STATED TASK
All of the data should be repeated exactly; pictures are not part of the copy.

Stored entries
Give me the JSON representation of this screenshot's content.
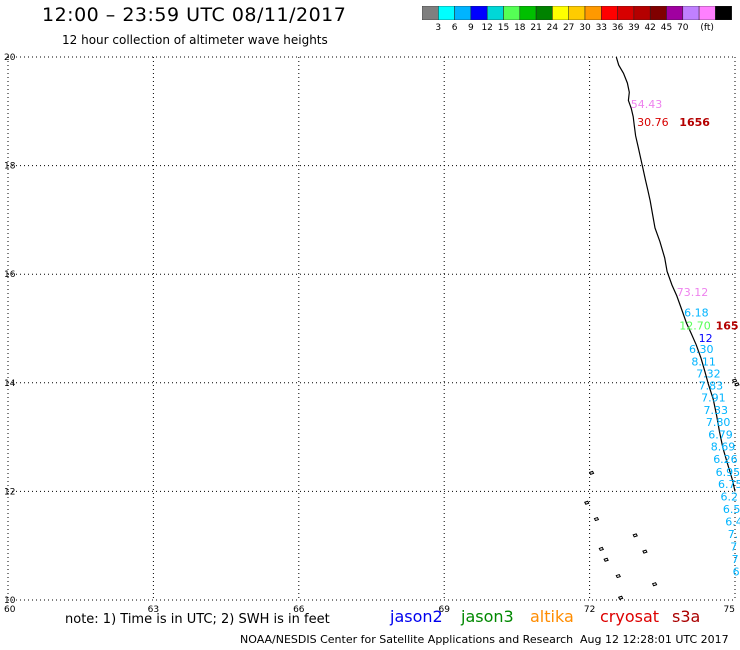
{
  "header": {
    "title": "12:00 – 23:59 UTC 08/11/2017",
    "subtitle": "12 hour collection of altimeter wave heights"
  },
  "colorbar": {
    "swatches": [
      "#7f7f7f",
      "#00ffff",
      "#00b4ff",
      "#0000ff",
      "#00d7d7",
      "#55ff55",
      "#00c000",
      "#008200",
      "#ffff00",
      "#ffcc00",
      "#ff9900",
      "#ff0000",
      "#d70000",
      "#b40000",
      "#800000",
      "#a000a0",
      "#c080ff",
      "#ff80ff",
      "#000000"
    ],
    "labels": [
      "3",
      "6",
      "9",
      "12",
      "15",
      "18",
      "21",
      "24",
      "27",
      "30",
      "33",
      "36",
      "39",
      "42",
      "45",
      "70",
      "(ft)"
    ]
  },
  "chart_data": {
    "type": "scatter",
    "title": "12:00 – 23:59 UTC 08/11/2017",
    "xlabel": "",
    "ylabel": "",
    "xlim": [
      60,
      75
    ],
    "ylim": [
      10,
      20
    ],
    "x_ticks": [
      "60",
      "63",
      "66",
      "69",
      "72",
      "75"
    ],
    "y_ticks": [
      "10",
      "12",
      "14",
      "16",
      "18",
      "20"
    ],
    "grid": true,
    "annotations": [
      {
        "text": "54.43",
        "lon": 72.85,
        "lat": 19.06,
        "color": "#ee82ee"
      },
      {
        "text": "30.76",
        "lon": 72.98,
        "lat": 18.73,
        "color": "#d70000"
      },
      {
        "text": "1656",
        "lon": 73.85,
        "lat": 18.73,
        "color": "#b40000",
        "bold": true
      },
      {
        "text": "73.12",
        "lon": 73.8,
        "lat": 15.6,
        "color": "#ee82ee"
      },
      {
        "text": "6.18",
        "lon": 73.95,
        "lat": 15.22,
        "color": "#00b4ff"
      },
      {
        "text": "12.70",
        "lon": 73.85,
        "lat": 14.98,
        "color": "#55ff55"
      },
      {
        "text": "165",
        "lon": 74.6,
        "lat": 14.98,
        "color": "#b40000",
        "bold": true
      },
      {
        "text": "12",
        "lon": 74.25,
        "lat": 14.75,
        "color": "#0000ff"
      },
      {
        "text": "6.30",
        "lon": 74.05,
        "lat": 14.55,
        "color": "#00b4ff"
      },
      {
        "text": "8.11",
        "lon": 74.1,
        "lat": 14.32,
        "color": "#00b4ff"
      },
      {
        "text": "7.32",
        "lon": 74.2,
        "lat": 14.1,
        "color": "#00b4ff"
      },
      {
        "text": "7.83",
        "lon": 74.25,
        "lat": 13.88,
        "color": "#00b4ff"
      },
      {
        "text": "7.91",
        "lon": 74.3,
        "lat": 13.66,
        "color": "#00b4ff"
      },
      {
        "text": "7.33",
        "lon": 74.35,
        "lat": 13.43,
        "color": "#00b4ff"
      },
      {
        "text": "7.80",
        "lon": 74.4,
        "lat": 13.2,
        "color": "#00b4ff"
      },
      {
        "text": "6.79",
        "lon": 74.45,
        "lat": 12.97,
        "color": "#00b4ff"
      },
      {
        "text": "8.69",
        "lon": 74.5,
        "lat": 12.75,
        "color": "#00b4ff"
      },
      {
        "text": "6.26",
        "lon": 74.55,
        "lat": 12.52,
        "color": "#00b4ff"
      },
      {
        "text": "6.95",
        "lon": 74.6,
        "lat": 12.28,
        "color": "#00b4ff"
      },
      {
        "text": "6.75",
        "lon": 74.65,
        "lat": 12.06,
        "color": "#00b4ff"
      },
      {
        "text": "6.2",
        "lon": 74.7,
        "lat": 11.83,
        "color": "#00b4ff"
      },
      {
        "text": "6.5",
        "lon": 74.75,
        "lat": 11.6,
        "color": "#00b4ff"
      },
      {
        "text": "6.4",
        "lon": 74.8,
        "lat": 11.37,
        "color": "#00b4ff"
      },
      {
        "text": "7.",
        "lon": 74.85,
        "lat": 11.14,
        "color": "#00b4ff"
      },
      {
        "text": "7",
        "lon": 74.9,
        "lat": 10.91,
        "color": "#00b4ff"
      },
      {
        "text": "7",
        "lon": 74.93,
        "lat": 10.68,
        "color": "#00b4ff"
      },
      {
        "text": "6",
        "lon": 74.95,
        "lat": 10.45,
        "color": "#00b4ff"
      }
    ]
  },
  "footer": {
    "note": "note: 1) Time is in UTC; 2) SWH is in feet",
    "satellites": [
      {
        "name": "jason2",
        "color": "#0000ee"
      },
      {
        "name": "jason3",
        "color": "#008800"
      },
      {
        "name": "altika",
        "color": "#ff8c00"
      },
      {
        "name": "cryosat",
        "color": "#dd0000"
      },
      {
        "name": "s3a",
        "color": "#aa0000"
      }
    ],
    "credit": "NOAA/NESDIS Center for Satellite Applications and Research",
    "timestamp": "Aug 12 12:28:01 UTC 2017"
  }
}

RESPONSE BELOW
Give me the JSON representation of this screenshot's content.
{
  "header": {
    "title": "12:00 – 23:59 UTC 08/11/2017",
    "subtitle": "12 hour collection of altimeter wave heights"
  },
  "colorbar": {
    "swatches": [
      "#7f7f7f",
      "#00ffff",
      "#00b4ff",
      "#0000ff",
      "#00d7d7",
      "#55ff55",
      "#00c000",
      "#008200",
      "#ffff00",
      "#ffcc00",
      "#ff9900",
      "#ff0000",
      "#d70000",
      "#b40000",
      "#800000",
      "#a000a0",
      "#c080ff",
      "#ff80ff",
      "#000000"
    ],
    "labels": [
      "3",
      "6",
      "9",
      "12",
      "15",
      "18",
      "21",
      "24",
      "27",
      "30",
      "33",
      "36",
      "39",
      "42",
      "45",
      "70",
      "(ft)"
    ]
  },
  "chart_data": {
    "type": "scatter",
    "title": "12:00 – 23:59 UTC 08/11/2017",
    "xlabel": "",
    "ylabel": "",
    "xlim": [
      60,
      75
    ],
    "ylim": [
      10,
      20
    ],
    "x_ticks": [
      "60",
      "63",
      "66",
      "69",
      "72",
      "75"
    ],
    "y_ticks": [
      "10",
      "12",
      "14",
      "16",
      "18",
      "20"
    ],
    "grid": true,
    "annotations": [
      {
        "text": "54.43",
        "lon": 72.85,
        "lat": 19.06,
        "color": "#ee82ee"
      },
      {
        "text": "30.76",
        "lon": 72.98,
        "lat": 18.73,
        "color": "#d70000"
      },
      {
        "text": "1656",
        "lon": 73.85,
        "lat": 18.73,
        "color": "#b40000",
        "bold": true
      },
      {
        "text": "73.12",
        "lon": 73.8,
        "lat": 15.6,
        "color": "#ee82ee"
      },
      {
        "text": "6.18",
        "lon": 73.95,
        "lat": 15.22,
        "color": "#00b4ff"
      },
      {
        "text": "12.70",
        "lon": 73.85,
        "lat": 14.98,
        "color": "#55ff55"
      },
      {
        "text": "165",
        "lon": 74.6,
        "lat": 14.98,
        "color": "#b40000",
        "bold": true
      },
      {
        "text": "12",
        "lon": 74.25,
        "lat": 14.75,
        "color": "#0000ff"
      },
      {
        "text": "6.30",
        "lon": 74.05,
        "lat": 14.55,
        "color": "#00b4ff"
      },
      {
        "text": "8.11",
        "lon": 74.1,
        "lat": 14.32,
        "color": "#00b4ff"
      },
      {
        "text": "7.32",
        "lon": 74.2,
        "lat": 14.1,
        "color": "#00b4ff"
      },
      {
        "text": "7.83",
        "lon": 74.25,
        "lat": 13.88,
        "color": "#00b4ff"
      },
      {
        "text": "7.91",
        "lon": 74.3,
        "lat": 13.66,
        "color": "#00b4ff"
      },
      {
        "text": "7.33",
        "lon": 74.35,
        "lat": 13.43,
        "color": "#00b4ff"
      },
      {
        "text": "7.80",
        "lon": 74.4,
        "lat": 13.2,
        "color": "#00b4ff"
      },
      {
        "text": "6.79",
        "lon": 74.45,
        "lat": 12.97,
        "color": "#00b4ff"
      },
      {
        "text": "8.69",
        "lon": 74.5,
        "lat": 12.75,
        "color": "#00b4ff"
      },
      {
        "text": "6.26",
        "lon": 74.55,
        "lat": 12.52,
        "color": "#00b4ff"
      },
      {
        "text": "6.95",
        "lon": 74.6,
        "lat": 12.28,
        "color": "#00b4ff"
      },
      {
        "text": "6.75",
        "lon": 74.65,
        "lat": 12.06,
        "color": "#00b4ff"
      },
      {
        "text": "6.2",
        "lon": 74.7,
        "lat": 11.83,
        "color": "#00b4ff"
      },
      {
        "text": "6.5",
        "lon": 74.75,
        "lat": 11.6,
        "color": "#00b4ff"
      },
      {
        "text": "6.4",
        "lon": 74.8,
        "lat": 11.37,
        "color": "#00b4ff"
      },
      {
        "text": "7.",
        "lon": 74.85,
        "lat": 11.14,
        "color": "#00b4ff"
      },
      {
        "text": "7",
        "lon": 74.9,
        "lat": 10.91,
        "color": "#00b4ff"
      },
      {
        "text": "7",
        "lon": 74.93,
        "lat": 10.68,
        "color": "#00b4ff"
      },
      {
        "text": "6",
        "lon": 74.95,
        "lat": 10.45,
        "color": "#00b4ff"
      }
    ]
  },
  "footer": {
    "note": "note: 1) Time is in UTC; 2) SWH is in feet",
    "satellites": [
      {
        "name": "jason2",
        "color": "#0000ee"
      },
      {
        "name": "jason3",
        "color": "#008800"
      },
      {
        "name": "altika",
        "color": "#ff8c00"
      },
      {
        "name": "cryosat",
        "color": "#dd0000"
      },
      {
        "name": "s3a",
        "color": "#aa0000"
      }
    ],
    "credit": "NOAA/NESDIS Center for Satellite Applications and Research",
    "timestamp": "Aug 12 12:28:01 UTC 2017"
  }
}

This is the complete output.